Task requirements:
Select the lines that contain "Common" and copy each of them.

Data lines:
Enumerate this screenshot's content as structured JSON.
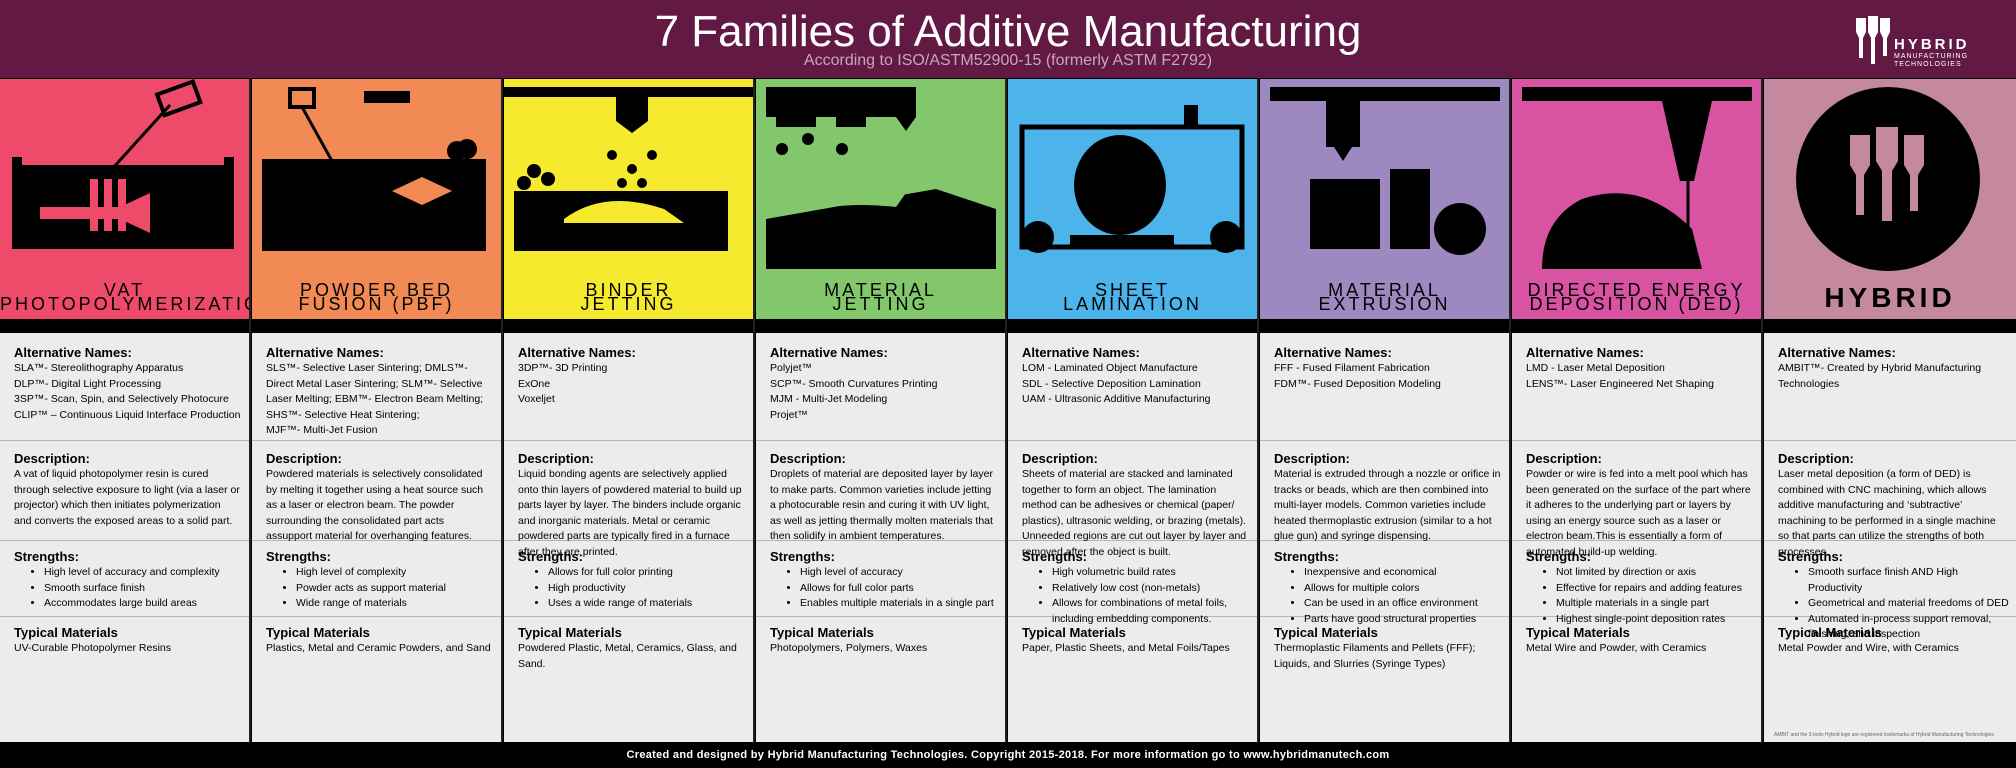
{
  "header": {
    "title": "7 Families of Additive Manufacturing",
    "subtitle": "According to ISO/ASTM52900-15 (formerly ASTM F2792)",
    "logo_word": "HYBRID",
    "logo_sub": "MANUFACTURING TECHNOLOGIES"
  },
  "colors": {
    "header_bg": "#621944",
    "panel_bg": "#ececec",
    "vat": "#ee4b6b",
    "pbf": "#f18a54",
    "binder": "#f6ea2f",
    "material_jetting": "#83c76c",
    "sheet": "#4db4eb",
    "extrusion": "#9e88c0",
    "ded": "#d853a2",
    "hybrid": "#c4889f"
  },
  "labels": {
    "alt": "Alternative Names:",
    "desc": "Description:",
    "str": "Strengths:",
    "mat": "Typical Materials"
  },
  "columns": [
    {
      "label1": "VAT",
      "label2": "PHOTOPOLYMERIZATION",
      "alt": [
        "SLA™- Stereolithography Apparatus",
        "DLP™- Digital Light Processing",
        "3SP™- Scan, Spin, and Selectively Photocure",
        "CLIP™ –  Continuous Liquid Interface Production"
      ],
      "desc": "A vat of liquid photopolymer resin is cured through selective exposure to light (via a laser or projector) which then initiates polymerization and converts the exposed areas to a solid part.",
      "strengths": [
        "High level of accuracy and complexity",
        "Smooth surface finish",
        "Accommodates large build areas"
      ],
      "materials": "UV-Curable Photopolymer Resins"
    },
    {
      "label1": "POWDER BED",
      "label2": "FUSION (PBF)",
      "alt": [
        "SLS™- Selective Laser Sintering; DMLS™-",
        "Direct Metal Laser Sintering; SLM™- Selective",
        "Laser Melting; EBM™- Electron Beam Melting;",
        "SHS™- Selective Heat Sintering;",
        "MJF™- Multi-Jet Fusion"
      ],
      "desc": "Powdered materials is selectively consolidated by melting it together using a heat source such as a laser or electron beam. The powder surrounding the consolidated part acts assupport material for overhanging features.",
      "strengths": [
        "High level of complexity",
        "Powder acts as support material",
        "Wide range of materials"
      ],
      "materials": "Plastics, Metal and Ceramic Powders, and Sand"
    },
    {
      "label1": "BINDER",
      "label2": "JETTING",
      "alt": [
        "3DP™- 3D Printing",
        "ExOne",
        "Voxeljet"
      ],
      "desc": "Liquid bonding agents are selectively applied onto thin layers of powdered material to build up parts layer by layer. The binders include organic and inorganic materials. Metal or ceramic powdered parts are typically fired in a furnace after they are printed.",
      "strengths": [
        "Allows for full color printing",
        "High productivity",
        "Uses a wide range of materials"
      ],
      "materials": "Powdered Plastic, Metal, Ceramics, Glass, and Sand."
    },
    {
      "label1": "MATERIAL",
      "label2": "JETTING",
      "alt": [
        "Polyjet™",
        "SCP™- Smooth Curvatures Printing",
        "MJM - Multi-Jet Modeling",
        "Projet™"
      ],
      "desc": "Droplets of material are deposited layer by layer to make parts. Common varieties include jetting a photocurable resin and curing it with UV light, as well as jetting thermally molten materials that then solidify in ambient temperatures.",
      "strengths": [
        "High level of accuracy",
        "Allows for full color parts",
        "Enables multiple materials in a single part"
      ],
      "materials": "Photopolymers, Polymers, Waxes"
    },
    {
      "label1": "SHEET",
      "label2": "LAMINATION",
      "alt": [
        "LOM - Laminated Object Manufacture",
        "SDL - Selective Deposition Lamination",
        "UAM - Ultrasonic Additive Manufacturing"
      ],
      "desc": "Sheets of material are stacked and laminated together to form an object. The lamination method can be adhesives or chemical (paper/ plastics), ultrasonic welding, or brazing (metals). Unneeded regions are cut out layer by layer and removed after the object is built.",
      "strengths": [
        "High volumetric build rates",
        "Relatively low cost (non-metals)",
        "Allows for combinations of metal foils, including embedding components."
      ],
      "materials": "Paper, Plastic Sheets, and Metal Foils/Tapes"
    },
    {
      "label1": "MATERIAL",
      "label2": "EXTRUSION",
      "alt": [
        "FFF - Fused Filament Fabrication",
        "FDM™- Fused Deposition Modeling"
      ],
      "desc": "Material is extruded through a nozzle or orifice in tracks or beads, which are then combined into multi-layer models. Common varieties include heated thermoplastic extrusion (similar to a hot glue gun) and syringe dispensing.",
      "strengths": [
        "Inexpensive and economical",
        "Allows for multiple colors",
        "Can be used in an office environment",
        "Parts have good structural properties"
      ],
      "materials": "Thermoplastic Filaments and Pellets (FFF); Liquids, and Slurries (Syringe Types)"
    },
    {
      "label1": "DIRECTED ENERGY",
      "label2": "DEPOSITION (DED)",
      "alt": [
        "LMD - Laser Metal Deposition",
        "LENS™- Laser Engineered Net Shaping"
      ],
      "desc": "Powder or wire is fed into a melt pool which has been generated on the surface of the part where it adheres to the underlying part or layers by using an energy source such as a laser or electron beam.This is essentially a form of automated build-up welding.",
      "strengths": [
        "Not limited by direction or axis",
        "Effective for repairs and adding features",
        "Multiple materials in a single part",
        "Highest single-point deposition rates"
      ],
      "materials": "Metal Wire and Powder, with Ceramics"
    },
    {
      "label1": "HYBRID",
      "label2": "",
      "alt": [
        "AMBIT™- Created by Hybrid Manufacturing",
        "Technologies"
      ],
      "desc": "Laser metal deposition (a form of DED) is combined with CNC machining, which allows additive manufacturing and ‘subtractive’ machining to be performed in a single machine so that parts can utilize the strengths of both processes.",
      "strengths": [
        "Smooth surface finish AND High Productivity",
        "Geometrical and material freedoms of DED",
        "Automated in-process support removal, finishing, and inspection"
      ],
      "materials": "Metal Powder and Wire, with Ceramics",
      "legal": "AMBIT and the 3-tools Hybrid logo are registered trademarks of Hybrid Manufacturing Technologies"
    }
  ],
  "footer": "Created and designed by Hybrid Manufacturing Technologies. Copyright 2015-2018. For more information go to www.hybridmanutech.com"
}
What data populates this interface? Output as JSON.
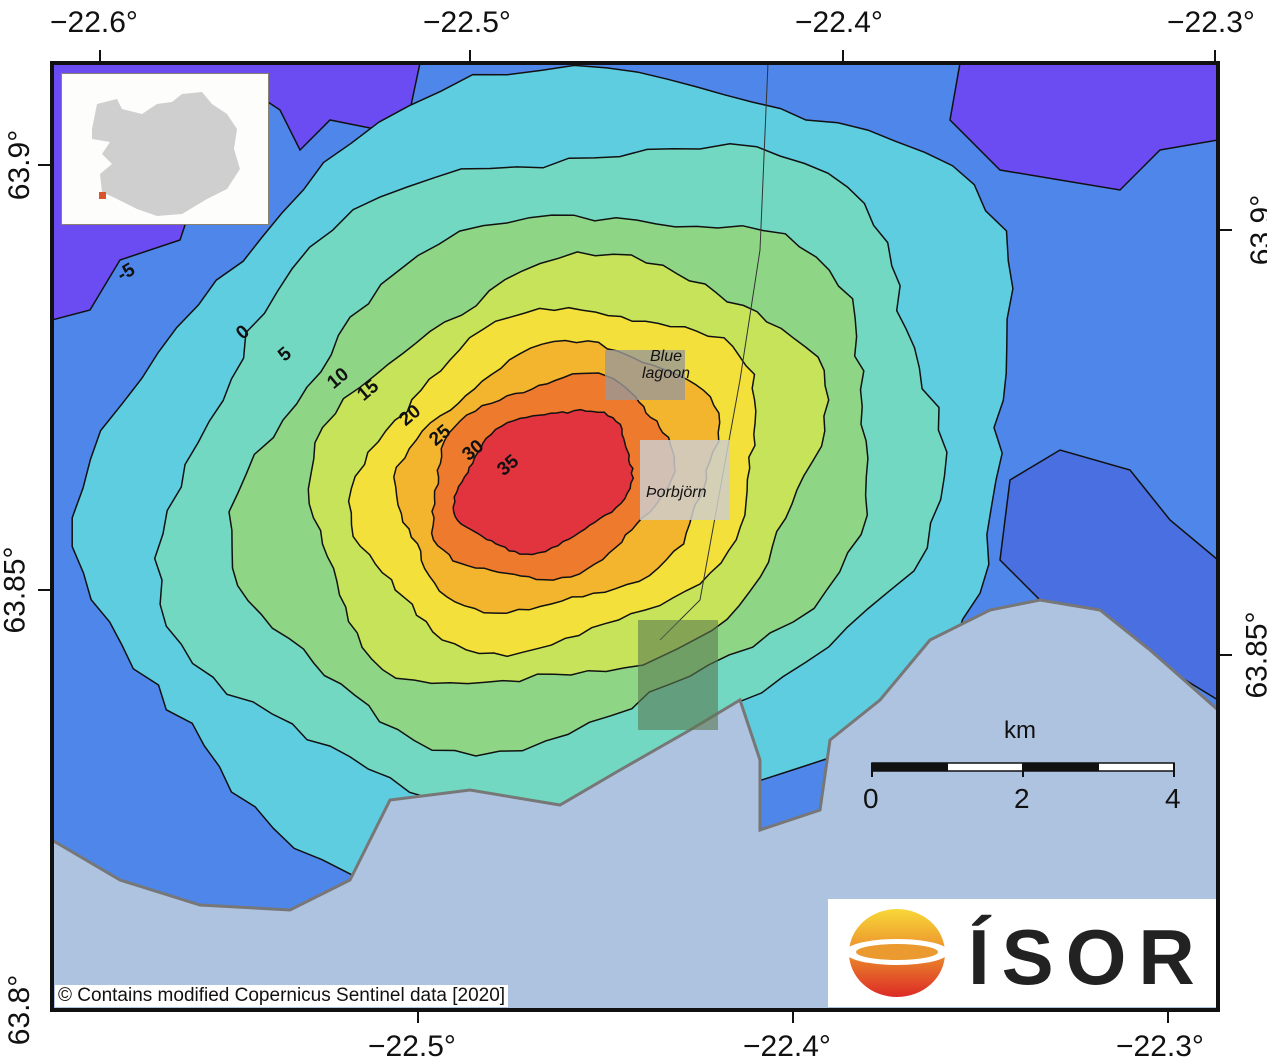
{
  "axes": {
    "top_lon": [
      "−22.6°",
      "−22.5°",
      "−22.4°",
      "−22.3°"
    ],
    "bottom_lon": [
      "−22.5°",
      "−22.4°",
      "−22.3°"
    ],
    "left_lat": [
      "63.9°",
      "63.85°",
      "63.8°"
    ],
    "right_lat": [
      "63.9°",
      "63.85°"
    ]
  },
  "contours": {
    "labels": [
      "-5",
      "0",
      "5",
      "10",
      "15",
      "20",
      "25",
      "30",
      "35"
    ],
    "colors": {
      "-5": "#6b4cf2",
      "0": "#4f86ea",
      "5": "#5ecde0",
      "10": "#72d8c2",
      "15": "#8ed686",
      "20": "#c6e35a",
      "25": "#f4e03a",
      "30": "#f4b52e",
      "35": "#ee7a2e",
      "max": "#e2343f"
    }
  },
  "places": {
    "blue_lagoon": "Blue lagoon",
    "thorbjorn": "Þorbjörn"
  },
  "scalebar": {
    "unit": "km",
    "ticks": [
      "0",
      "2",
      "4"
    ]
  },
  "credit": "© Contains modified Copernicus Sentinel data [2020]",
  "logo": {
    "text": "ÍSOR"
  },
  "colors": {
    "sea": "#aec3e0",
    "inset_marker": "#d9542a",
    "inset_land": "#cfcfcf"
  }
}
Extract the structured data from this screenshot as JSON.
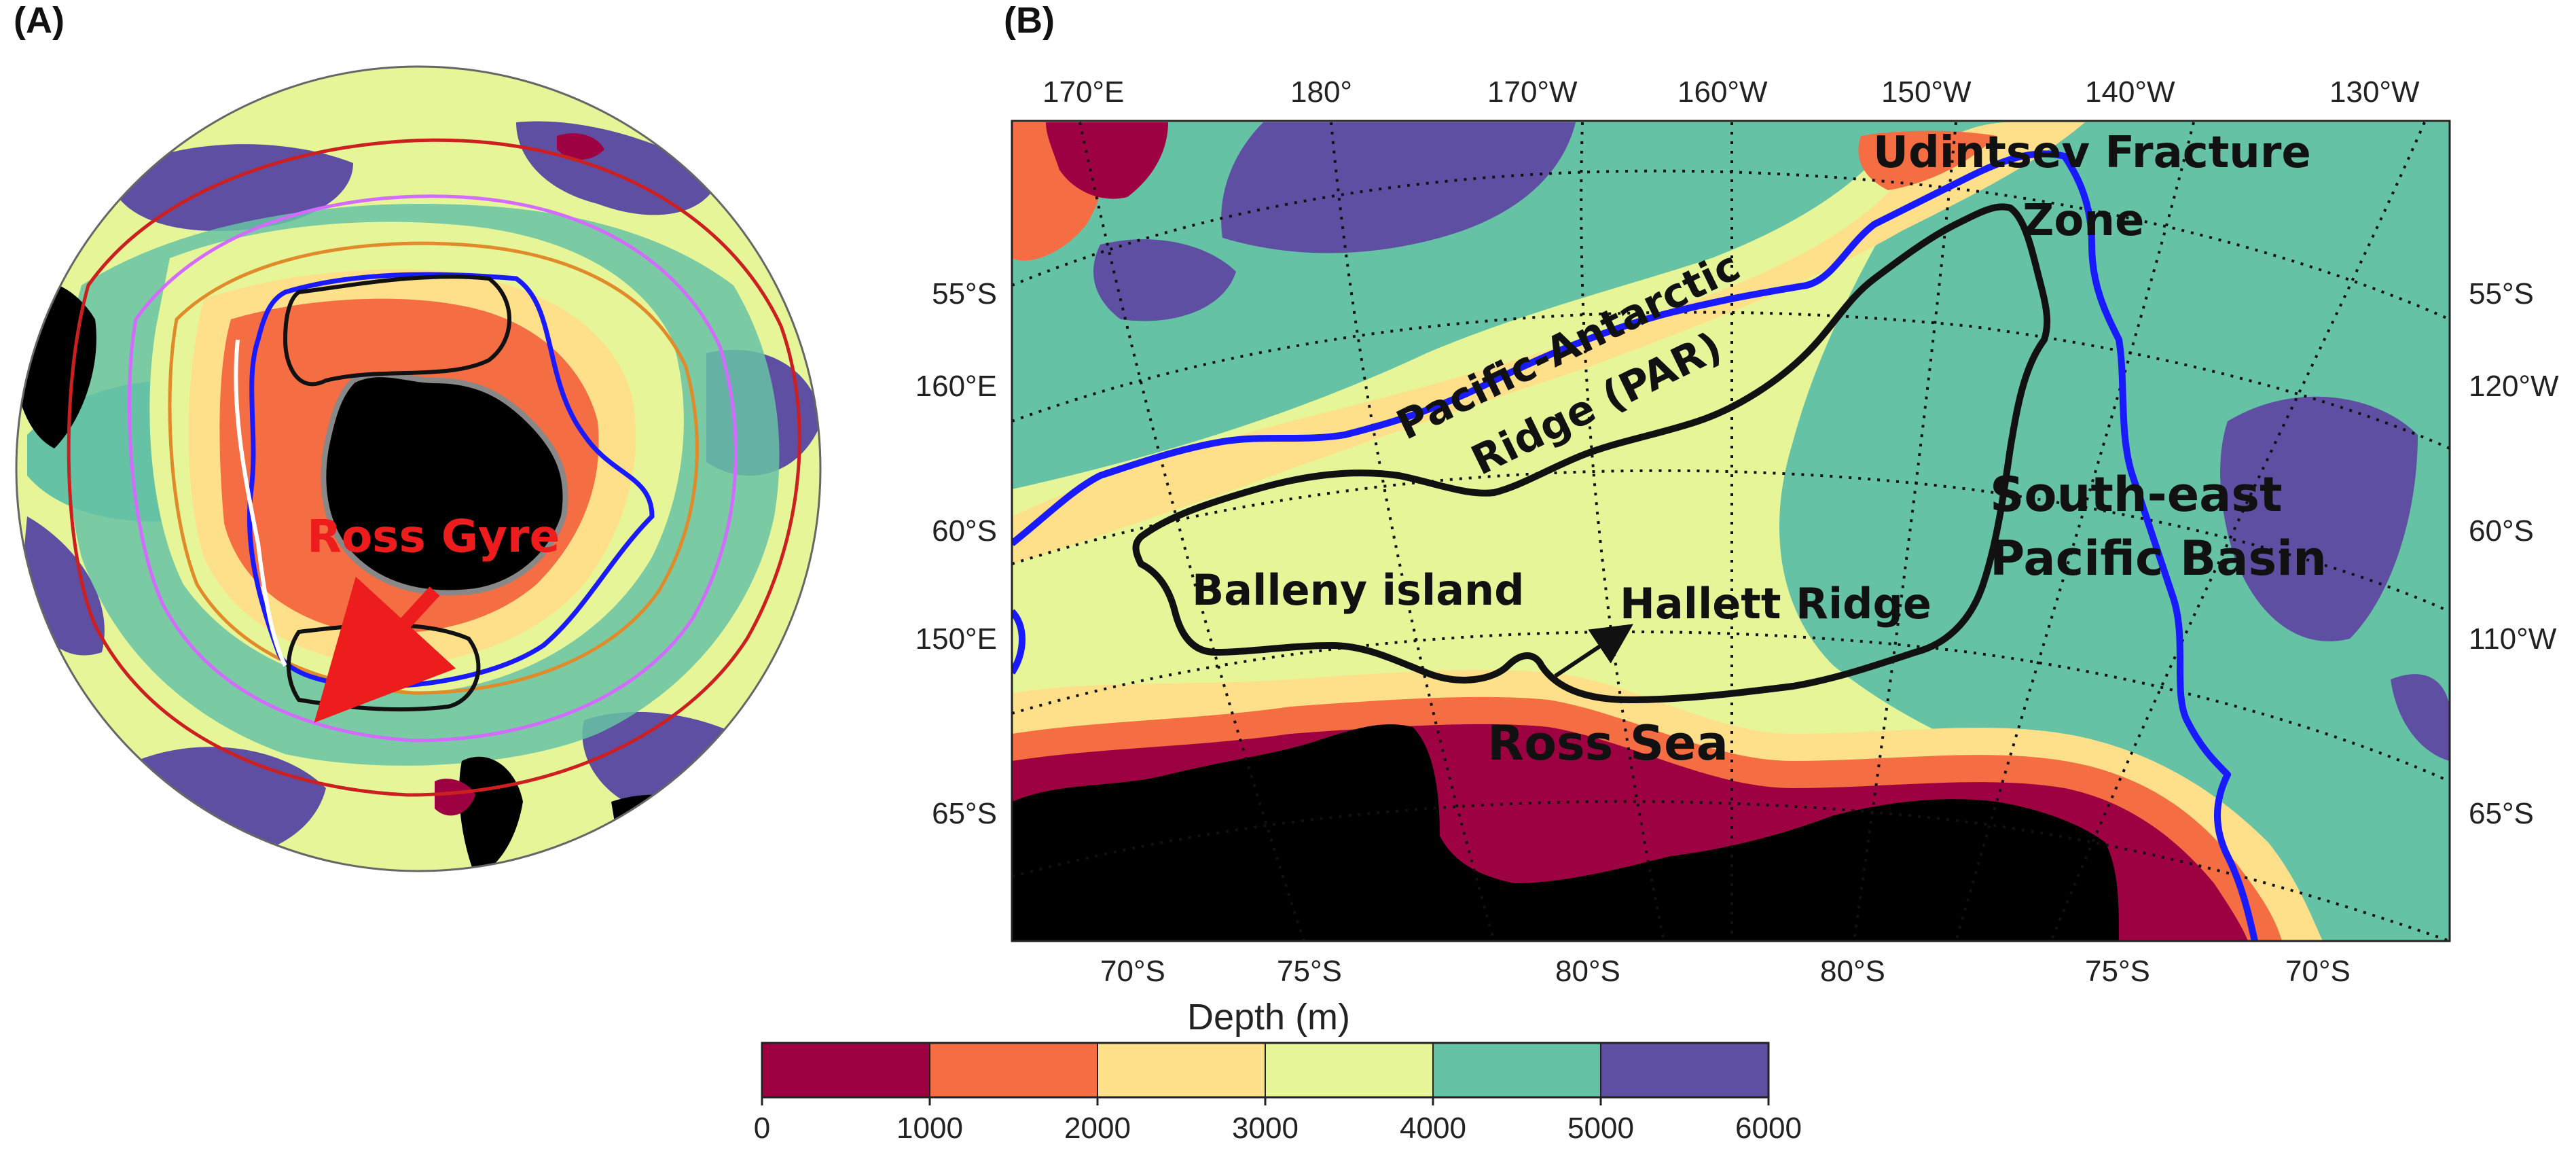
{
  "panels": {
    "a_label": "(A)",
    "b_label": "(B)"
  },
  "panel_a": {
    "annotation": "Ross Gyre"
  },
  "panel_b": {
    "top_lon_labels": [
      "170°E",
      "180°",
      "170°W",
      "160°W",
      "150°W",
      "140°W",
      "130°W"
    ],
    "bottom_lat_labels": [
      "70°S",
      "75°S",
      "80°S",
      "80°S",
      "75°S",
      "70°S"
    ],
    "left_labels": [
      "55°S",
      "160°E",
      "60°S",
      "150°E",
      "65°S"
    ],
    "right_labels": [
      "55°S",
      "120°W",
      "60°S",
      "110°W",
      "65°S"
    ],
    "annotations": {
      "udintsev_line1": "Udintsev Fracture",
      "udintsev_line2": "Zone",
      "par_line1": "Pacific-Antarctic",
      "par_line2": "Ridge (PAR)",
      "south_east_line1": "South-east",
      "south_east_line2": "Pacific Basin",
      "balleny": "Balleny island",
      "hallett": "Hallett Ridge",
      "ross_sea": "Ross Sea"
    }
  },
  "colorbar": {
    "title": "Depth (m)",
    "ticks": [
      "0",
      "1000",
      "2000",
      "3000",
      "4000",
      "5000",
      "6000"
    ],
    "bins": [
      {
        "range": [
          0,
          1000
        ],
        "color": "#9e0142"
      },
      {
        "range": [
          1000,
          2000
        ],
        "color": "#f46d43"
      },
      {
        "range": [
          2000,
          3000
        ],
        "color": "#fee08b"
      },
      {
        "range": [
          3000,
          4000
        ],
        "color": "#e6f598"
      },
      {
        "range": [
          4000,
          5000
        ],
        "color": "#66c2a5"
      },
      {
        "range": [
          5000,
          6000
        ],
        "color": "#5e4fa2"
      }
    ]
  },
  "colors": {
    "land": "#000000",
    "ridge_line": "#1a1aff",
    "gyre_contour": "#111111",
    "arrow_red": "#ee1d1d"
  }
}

Exercise response:
      "desc": "Droplets of material are deposited layer by layer to make parts. Common varieties include jetting a photocurable resin and curing it with UV light, as well as jetting thermally molten materials that then solidify in ambient temperatures.",
      "desc": "Material is extruded through a nozzle or orifice in tracks or beads, which are then combined into multi-layer models. Common varieties include heated thermoplastic extrusion (similar to a hot glue gun) and syringe dispensing.",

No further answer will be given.